» **Collected data**:
____

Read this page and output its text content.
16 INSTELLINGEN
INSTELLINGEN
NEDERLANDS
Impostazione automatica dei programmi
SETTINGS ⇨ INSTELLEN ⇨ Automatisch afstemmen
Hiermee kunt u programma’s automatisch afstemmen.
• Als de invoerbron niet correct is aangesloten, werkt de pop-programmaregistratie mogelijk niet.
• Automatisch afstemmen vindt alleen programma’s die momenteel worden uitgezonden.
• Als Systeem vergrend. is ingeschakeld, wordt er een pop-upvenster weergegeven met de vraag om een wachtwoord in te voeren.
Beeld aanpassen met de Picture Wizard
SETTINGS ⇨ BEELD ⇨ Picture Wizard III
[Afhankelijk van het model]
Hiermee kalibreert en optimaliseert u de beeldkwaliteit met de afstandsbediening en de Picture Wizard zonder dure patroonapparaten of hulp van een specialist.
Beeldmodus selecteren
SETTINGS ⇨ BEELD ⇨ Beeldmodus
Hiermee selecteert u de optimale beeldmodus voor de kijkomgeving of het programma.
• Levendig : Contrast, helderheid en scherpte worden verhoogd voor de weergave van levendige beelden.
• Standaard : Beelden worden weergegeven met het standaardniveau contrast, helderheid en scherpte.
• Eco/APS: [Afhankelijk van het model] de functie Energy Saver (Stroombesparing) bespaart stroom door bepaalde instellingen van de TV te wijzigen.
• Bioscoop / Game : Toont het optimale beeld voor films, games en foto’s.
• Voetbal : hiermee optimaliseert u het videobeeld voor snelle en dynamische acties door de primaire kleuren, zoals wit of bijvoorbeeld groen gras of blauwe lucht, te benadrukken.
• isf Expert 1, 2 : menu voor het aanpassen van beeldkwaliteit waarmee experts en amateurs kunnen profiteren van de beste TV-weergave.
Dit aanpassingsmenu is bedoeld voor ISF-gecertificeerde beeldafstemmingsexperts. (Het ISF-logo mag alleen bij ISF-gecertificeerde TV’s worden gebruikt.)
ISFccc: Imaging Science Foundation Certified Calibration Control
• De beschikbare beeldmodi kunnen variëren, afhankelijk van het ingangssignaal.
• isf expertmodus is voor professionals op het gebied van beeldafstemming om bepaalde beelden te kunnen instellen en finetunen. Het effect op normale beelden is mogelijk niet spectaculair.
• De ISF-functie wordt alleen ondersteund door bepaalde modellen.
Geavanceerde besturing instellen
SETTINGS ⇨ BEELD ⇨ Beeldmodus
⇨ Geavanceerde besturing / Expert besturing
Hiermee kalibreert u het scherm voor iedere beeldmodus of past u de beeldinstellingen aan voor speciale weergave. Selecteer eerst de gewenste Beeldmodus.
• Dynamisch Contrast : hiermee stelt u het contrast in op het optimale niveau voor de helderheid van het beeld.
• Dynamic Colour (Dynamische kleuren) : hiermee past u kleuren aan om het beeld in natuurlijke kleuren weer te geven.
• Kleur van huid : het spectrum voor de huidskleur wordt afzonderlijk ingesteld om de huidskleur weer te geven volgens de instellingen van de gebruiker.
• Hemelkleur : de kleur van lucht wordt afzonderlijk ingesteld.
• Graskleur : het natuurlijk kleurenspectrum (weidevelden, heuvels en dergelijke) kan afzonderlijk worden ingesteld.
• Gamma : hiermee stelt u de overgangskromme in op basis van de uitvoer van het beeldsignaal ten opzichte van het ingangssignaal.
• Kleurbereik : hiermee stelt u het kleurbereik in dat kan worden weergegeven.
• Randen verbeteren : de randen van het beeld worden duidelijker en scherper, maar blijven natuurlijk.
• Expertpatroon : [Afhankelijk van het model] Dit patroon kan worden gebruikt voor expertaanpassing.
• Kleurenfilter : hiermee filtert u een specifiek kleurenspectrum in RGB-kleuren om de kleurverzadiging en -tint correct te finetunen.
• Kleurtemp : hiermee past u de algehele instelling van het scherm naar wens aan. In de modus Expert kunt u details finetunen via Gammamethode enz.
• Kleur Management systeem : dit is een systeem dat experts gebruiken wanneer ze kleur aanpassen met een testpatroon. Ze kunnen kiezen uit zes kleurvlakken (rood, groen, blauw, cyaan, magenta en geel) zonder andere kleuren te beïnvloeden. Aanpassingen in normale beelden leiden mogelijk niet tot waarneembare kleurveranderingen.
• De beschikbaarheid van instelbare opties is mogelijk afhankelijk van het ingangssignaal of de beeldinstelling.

____

» **TASK TO COMPLETE**: From the entries above, extract every line where the word "correct" appears.

» **EXPECTED OUTPUT**:
• Als de invoerbron niet correct is aangesloten, werkt de pop-programmaregistratie mogelijk niet.
• Kleurenfilter : hiermee filtert u een specifiek kleurenspectrum in RGB-kleuren om de kleurverzadiging en -tint correct te finetunen.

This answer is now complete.